Required task:
Type out the material below exactly.

Rows:
━━━

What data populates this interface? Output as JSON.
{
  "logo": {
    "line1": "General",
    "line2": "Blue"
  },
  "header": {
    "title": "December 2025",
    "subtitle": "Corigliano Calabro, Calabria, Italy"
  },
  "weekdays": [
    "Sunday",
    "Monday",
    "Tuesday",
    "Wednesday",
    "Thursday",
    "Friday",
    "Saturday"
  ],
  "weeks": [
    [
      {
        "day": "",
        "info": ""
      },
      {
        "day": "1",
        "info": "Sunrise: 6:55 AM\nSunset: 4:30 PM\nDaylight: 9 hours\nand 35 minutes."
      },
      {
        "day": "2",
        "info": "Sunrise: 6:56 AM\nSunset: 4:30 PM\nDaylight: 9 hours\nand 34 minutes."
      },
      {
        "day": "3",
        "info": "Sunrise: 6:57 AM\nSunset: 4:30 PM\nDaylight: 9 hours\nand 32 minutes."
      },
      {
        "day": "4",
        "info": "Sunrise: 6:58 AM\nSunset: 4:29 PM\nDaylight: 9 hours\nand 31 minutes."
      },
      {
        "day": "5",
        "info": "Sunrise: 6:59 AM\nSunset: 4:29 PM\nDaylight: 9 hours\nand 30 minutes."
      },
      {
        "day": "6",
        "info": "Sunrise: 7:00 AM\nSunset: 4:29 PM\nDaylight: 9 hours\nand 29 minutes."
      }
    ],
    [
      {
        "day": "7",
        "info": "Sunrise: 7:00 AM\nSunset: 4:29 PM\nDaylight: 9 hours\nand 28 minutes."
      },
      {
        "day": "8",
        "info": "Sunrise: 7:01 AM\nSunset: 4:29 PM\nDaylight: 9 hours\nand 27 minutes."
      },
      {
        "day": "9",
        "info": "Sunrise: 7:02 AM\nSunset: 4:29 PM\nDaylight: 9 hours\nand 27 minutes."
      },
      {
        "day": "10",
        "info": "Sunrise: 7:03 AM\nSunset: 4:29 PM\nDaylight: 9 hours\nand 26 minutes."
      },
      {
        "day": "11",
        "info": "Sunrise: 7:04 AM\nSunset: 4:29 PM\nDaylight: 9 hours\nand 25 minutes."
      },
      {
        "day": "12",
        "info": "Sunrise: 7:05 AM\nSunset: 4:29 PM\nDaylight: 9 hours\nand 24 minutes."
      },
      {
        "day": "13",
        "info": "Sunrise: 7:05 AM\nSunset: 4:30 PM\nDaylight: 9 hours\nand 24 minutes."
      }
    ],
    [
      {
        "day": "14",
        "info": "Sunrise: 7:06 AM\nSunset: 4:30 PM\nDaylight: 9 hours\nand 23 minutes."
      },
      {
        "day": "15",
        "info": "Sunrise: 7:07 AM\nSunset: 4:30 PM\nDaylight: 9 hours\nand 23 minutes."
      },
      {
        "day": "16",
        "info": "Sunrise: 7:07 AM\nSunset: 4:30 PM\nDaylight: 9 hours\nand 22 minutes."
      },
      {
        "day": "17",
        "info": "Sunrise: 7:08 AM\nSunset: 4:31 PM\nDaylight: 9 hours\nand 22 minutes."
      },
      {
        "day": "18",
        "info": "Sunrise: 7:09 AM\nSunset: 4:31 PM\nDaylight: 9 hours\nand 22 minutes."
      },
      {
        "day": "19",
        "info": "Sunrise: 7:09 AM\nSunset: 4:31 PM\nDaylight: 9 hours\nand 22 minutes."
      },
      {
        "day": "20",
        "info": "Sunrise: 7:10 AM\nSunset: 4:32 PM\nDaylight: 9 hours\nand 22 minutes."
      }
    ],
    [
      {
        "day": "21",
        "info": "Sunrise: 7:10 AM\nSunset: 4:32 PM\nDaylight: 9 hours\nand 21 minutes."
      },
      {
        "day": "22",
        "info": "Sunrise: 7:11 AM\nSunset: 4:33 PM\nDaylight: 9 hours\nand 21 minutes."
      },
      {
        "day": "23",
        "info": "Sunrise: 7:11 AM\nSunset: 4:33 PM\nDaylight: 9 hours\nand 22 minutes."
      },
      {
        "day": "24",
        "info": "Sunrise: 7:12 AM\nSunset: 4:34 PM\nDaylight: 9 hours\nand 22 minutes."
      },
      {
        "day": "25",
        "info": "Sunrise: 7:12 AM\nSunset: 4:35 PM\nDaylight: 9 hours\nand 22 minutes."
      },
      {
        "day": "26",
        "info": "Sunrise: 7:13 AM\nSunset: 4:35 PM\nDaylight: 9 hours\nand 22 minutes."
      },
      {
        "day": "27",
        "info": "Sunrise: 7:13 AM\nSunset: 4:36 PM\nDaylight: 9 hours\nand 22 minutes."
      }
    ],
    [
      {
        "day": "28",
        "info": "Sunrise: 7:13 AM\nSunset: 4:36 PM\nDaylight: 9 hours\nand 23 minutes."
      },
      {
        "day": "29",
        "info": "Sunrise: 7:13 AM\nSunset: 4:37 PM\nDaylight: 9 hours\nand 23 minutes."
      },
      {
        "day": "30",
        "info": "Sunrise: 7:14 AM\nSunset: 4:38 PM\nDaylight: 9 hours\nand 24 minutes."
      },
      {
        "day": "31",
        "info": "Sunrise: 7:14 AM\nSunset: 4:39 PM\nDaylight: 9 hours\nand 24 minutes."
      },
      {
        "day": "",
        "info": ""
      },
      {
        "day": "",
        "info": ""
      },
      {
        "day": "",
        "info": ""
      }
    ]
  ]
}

━━━

Response to this exercise:
What data populates this interface? Output as JSON.
{
  "logo": {
    "line1": "General",
    "line2": "Blue"
  },
  "header": {
    "title": "December 2025",
    "subtitle": "Corigliano Calabro, Calabria, Italy"
  },
  "weekdays": [
    "Sunday",
    "Monday",
    "Tuesday",
    "Wednesday",
    "Thursday",
    "Friday",
    "Saturday"
  ],
  "weeks": [
    [
      {
        "day": "",
        "info": ""
      },
      {
        "day": "1",
        "info": "Sunrise: 6:55 AM\nSunset: 4:30 PM\nDaylight: 9 hours\nand 35 minutes."
      },
      {
        "day": "2",
        "info": "Sunrise: 6:56 AM\nSunset: 4:30 PM\nDaylight: 9 hours\nand 34 minutes."
      },
      {
        "day": "3",
        "info": "Sunrise: 6:57 AM\nSunset: 4:30 PM\nDaylight: 9 hours\nand 32 minutes."
      },
      {
        "day": "4",
        "info": "Sunrise: 6:58 AM\nSunset: 4:29 PM\nDaylight: 9 hours\nand 31 minutes."
      },
      {
        "day": "5",
        "info": "Sunrise: 6:59 AM\nSunset: 4:29 PM\nDaylight: 9 hours\nand 30 minutes."
      },
      {
        "day": "6",
        "info": "Sunrise: 7:00 AM\nSunset: 4:29 PM\nDaylight: 9 hours\nand 29 minutes."
      }
    ],
    [
      {
        "day": "7",
        "info": "Sunrise: 7:00 AM\nSunset: 4:29 PM\nDaylight: 9 hours\nand 28 minutes."
      },
      {
        "day": "8",
        "info": "Sunrise: 7:01 AM\nSunset: 4:29 PM\nDaylight: 9 hours\nand 27 minutes."
      },
      {
        "day": "9",
        "info": "Sunrise: 7:02 AM\nSunset: 4:29 PM\nDaylight: 9 hours\nand 27 minutes."
      },
      {
        "day": "10",
        "info": "Sunrise: 7:03 AM\nSunset: 4:29 PM\nDaylight: 9 hours\nand 26 minutes."
      },
      {
        "day": "11",
        "info": "Sunrise: 7:04 AM\nSunset: 4:29 PM\nDaylight: 9 hours\nand 25 minutes."
      },
      {
        "day": "12",
        "info": "Sunrise: 7:05 AM\nSunset: 4:29 PM\nDaylight: 9 hours\nand 24 minutes."
      },
      {
        "day": "13",
        "info": "Sunrise: 7:05 AM\nSunset: 4:30 PM\nDaylight: 9 hours\nand 24 minutes."
      }
    ],
    [
      {
        "day": "14",
        "info": "Sunrise: 7:06 AM\nSunset: 4:30 PM\nDaylight: 9 hours\nand 23 minutes."
      },
      {
        "day": "15",
        "info": "Sunrise: 7:07 AM\nSunset: 4:30 PM\nDaylight: 9 hours\nand 23 minutes."
      },
      {
        "day": "16",
        "info": "Sunrise: 7:07 AM\nSunset: 4:30 PM\nDaylight: 9 hours\nand 22 minutes."
      },
      {
        "day": "17",
        "info": "Sunrise: 7:08 AM\nSunset: 4:31 PM\nDaylight: 9 hours\nand 22 minutes."
      },
      {
        "day": "18",
        "info": "Sunrise: 7:09 AM\nSunset: 4:31 PM\nDaylight: 9 hours\nand 22 minutes."
      },
      {
        "day": "19",
        "info": "Sunrise: 7:09 AM\nSunset: 4:31 PM\nDaylight: 9 hours\nand 22 minutes."
      },
      {
        "day": "20",
        "info": "Sunrise: 7:10 AM\nSunset: 4:32 PM\nDaylight: 9 hours\nand 22 minutes."
      }
    ],
    [
      {
        "day": "21",
        "info": "Sunrise: 7:10 AM\nSunset: 4:32 PM\nDaylight: 9 hours\nand 21 minutes."
      },
      {
        "day": "22",
        "info": "Sunrise: 7:11 AM\nSunset: 4:33 PM\nDaylight: 9 hours\nand 21 minutes."
      },
      {
        "day": "23",
        "info": "Sunrise: 7:11 AM\nSunset: 4:33 PM\nDaylight: 9 hours\nand 22 minutes."
      },
      {
        "day": "24",
        "info": "Sunrise: 7:12 AM\nSunset: 4:34 PM\nDaylight: 9 hours\nand 22 minutes."
      },
      {
        "day": "25",
        "info": "Sunrise: 7:12 AM\nSunset: 4:35 PM\nDaylight: 9 hours\nand 22 minutes."
      },
      {
        "day": "26",
        "info": "Sunrise: 7:13 AM\nSunset: 4:35 PM\nDaylight: 9 hours\nand 22 minutes."
      },
      {
        "day": "27",
        "info": "Sunrise: 7:13 AM\nSunset: 4:36 PM\nDaylight: 9 hours\nand 22 minutes."
      }
    ],
    [
      {
        "day": "28",
        "info": "Sunrise: 7:13 AM\nSunset: 4:36 PM\nDaylight: 9 hours\nand 23 minutes."
      },
      {
        "day": "29",
        "info": "Sunrise: 7:13 AM\nSunset: 4:37 PM\nDaylight: 9 hours\nand 23 minutes."
      },
      {
        "day": "30",
        "info": "Sunrise: 7:14 AM\nSunset: 4:38 PM\nDaylight: 9 hours\nand 24 minutes."
      },
      {
        "day": "31",
        "info": "Sunrise: 7:14 AM\nSunset: 4:39 PM\nDaylight: 9 hours\nand 24 minutes."
      },
      {
        "day": "",
        "info": ""
      },
      {
        "day": "",
        "info": ""
      },
      {
        "day": "",
        "info": ""
      }
    ]
  ]
}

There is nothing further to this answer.